DATA EXTRACT start
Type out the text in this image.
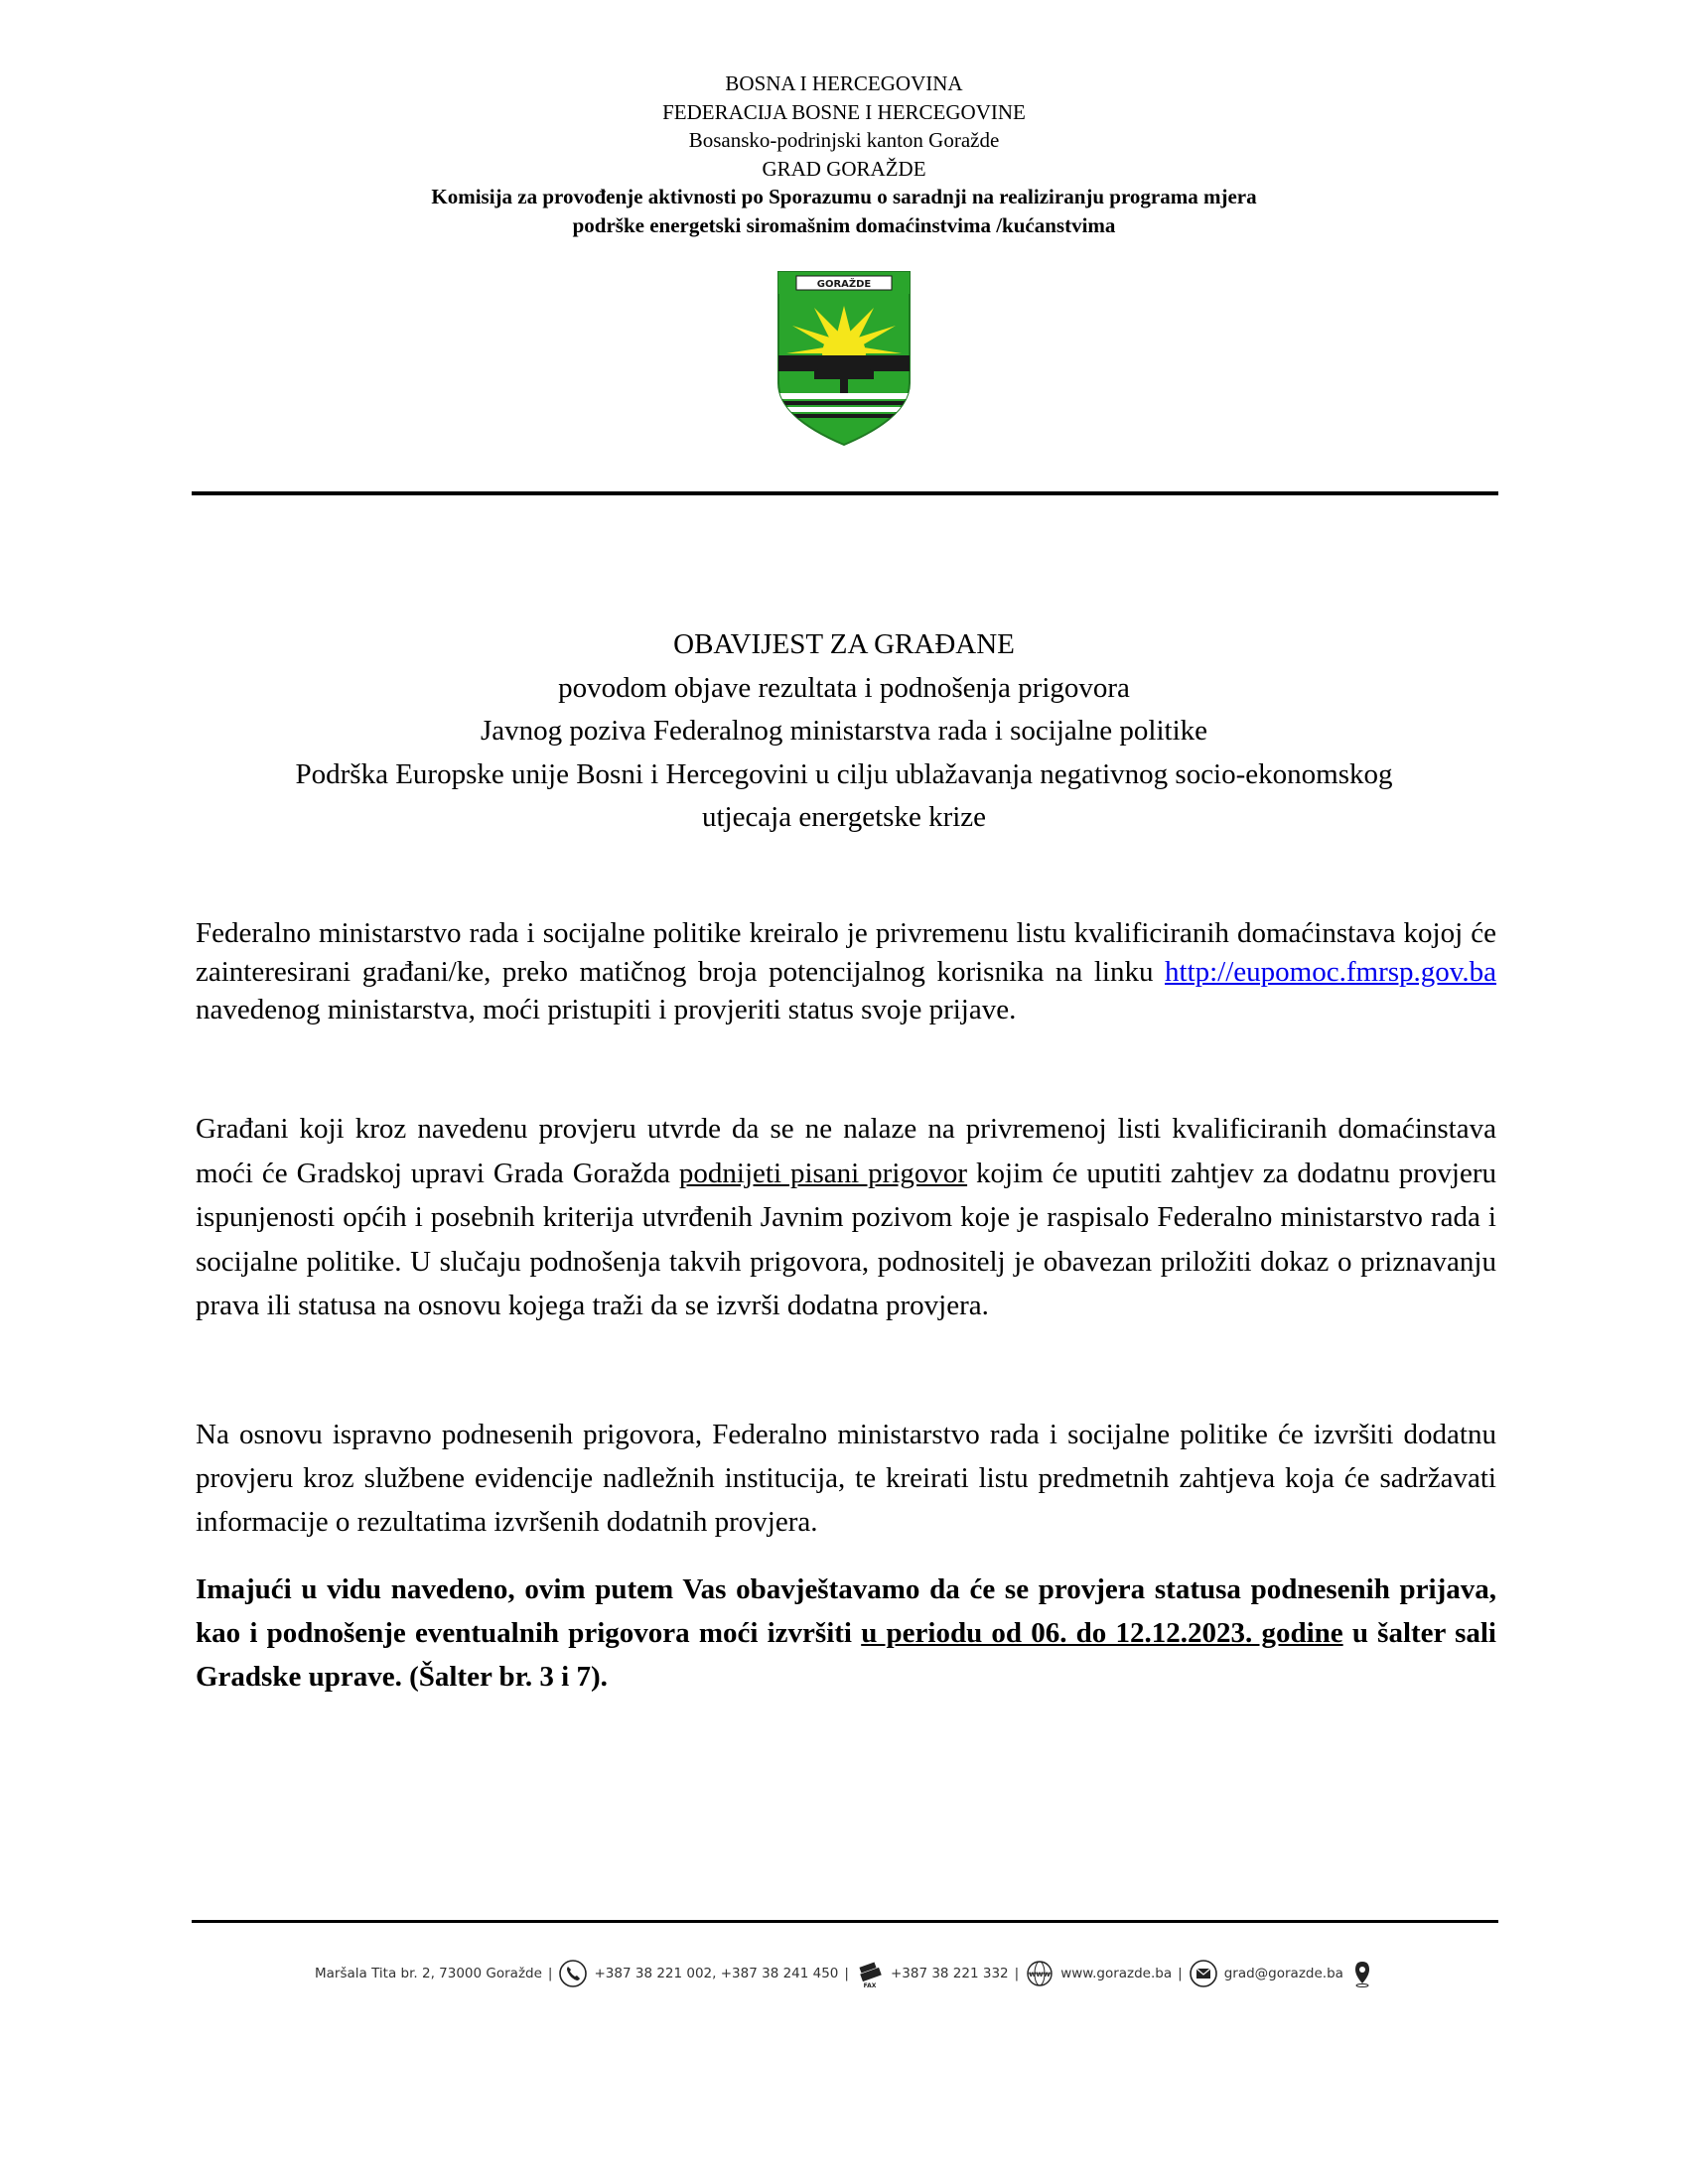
BOSNA I HERCEGOVINA
FEDERACIJA BOSNE I HERCEGOVINE
Bosansko-podrinjski kanton Goražde
GRAD GORAŽDE
Komisija za provođenje aktivnosti po Sporazumu o saradnji na realiziranju programa mjera
podrške energetski siromašnim domaćinstvima /kućanstvima
GORAŽDE
OBAVIJEST ZA GRAĐANE
povodom objave rezultata i podnošenja prigovora
Javnog poziva Federalnog ministarstva rada i socijalne politike
Podrška Europske unije Bosni i Hercegovini u cilju ublažavanja negativnog socio-ekonomskog
utjecaja energetske krize

Federalno ministarstvo rada i socijalne politike kreiralo je privremenu listu kvalificiranih domaćinstava kojoj će zainteresirani građani/ke, preko matičnog broja potencijalnog korisnika na linku http://eupomoc.fmrsp.gov.ba navedenog ministarstva, moći pristupiti i provjeriti status svoje prijave.

Građani koji kroz navedenu provjeru utvrde da se ne nalaze na privremenoj listi kvalificiranih domaćinstava moći će Gradskoj upravi Grada Goražda podnijeti pisani prigovor kojim će uputiti zahtjev za dodatnu provjeru ispunjenosti općih i posebnih kriterija utvrđenih Javnim pozivom koje je raspisalo Federalno ministarstvo rada i socijalne politike. U slučaju podnošenja takvih prigovora, podnositelj je obavezan priložiti dokaz o priznavanju prava ili statusa na osnovu kojega traži da se izvrši dodatna provjera.

Na osnovu ispravno podnesenih prigovora, Federalno ministarstvo rada i socijalne politike će izvršiti dodatnu provjeru kroz službene evidencije nadležnih institucija, te kreirati listu predmetnih zahtjeva koja će sadržavati informacije o rezultatima izvršenih dodatnih provjera.

Imajući u vidu navedeno, ovim putem Vas obavještavamo da će se provjera statusa podnesenih prijava, kao i podnošenje eventualnih prigovora moći izvršiti u periodu od 06. do 12.12.2023. godine u šalter sali Gradske uprave. (Šalter br. 3 i 7).

Maršala Tita br. 2, 73000 Goražde |	+387 38 221 002, +387 38 241 450 |
FAX
+387 38 221 332 | WWW www.gorazde.ba |	grad@gorazde.ba
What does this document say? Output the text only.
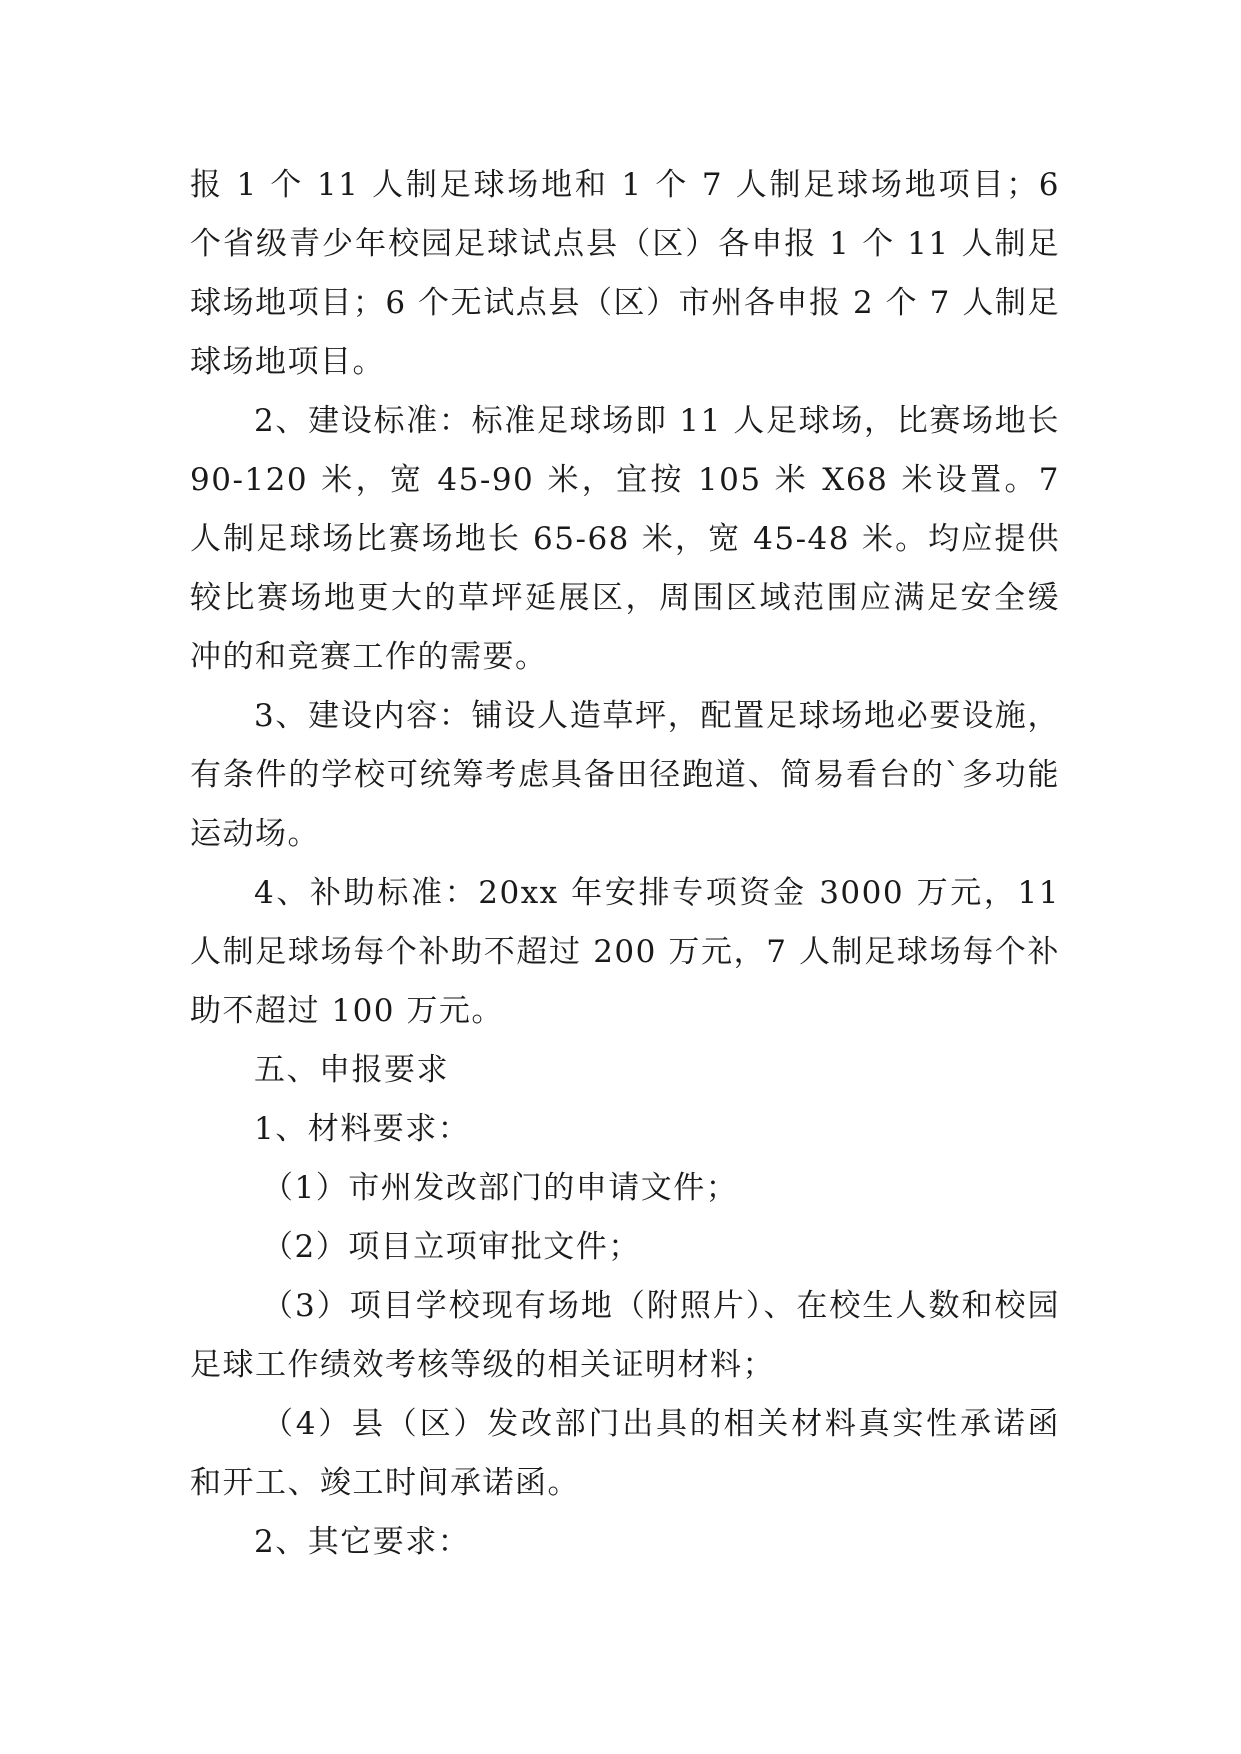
报 1 个 11 人制足球场地和 1 个 7 人制足球场地项目；6 个省级青少年校园足球试点县（区）各申报 1 个 11 人制足球场地项目；6 个无试点县（区）市州各申报 2 个 7 人制足球场地项目。

2、建设标准：标准足球场即 11 人足球场，比赛场地长 90-120 米，宽 45-90 米，宜按 105 米 X68 米设置。7 人制足球场比赛场地长 65-68 米，宽 45-48 米。均应提供较比赛场地更大的草坪延展区，周围区域范围应满足安全缓冲的和竞赛工作的需要。

3、建设内容：铺设人造草坪，配置足球场地必要设施，有条件的学校可统筹考虑具备田径跑道、简易看台的`多功能运动场。

4、补助标准：20xx 年安排专项资金 3000 万元，11 人制足球场每个补助不超过 200 万元，7 人制足球场每个补助不超过 100 万元。

五、申报要求

1、材料要求：

（1）市州发改部门的申请文件；

（2）项目立项审批文件；

（3）项目学校现有场地（附照片）、在校生人数和校园足球工作绩效考核等级的相关证明材料；

（4）县（区）发改部门出具的相关材料真实性承诺函和开工、竣工时间承诺函。

2、其它要求：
DATA EXTRACT end
From the entries above, copy out every line where the string "podnošenja" appears.

povodom objave rezultata i podnošenja prigovora
Građani koji kroz navedenu provjeru utvrde da se ne nalaze na privremenoj listi kvalificiranih domaćinstava moći će Gradskoj upravi Grada Goražda podnijeti pisani prigovor kojim će uputiti zahtjev za dodatnu provjeru ispunjenosti općih i posebnih kriterija utvrđenih Javnim pozivom koje je raspisalo Federalno ministarstvo rada i socijalne politike. U slučaju podnošenja takvih prigovora, podnositelj je obavezan priložiti dokaz o priznavanju prava ili statusa na osnovu kojega traži da se izvrši dodatna provjera.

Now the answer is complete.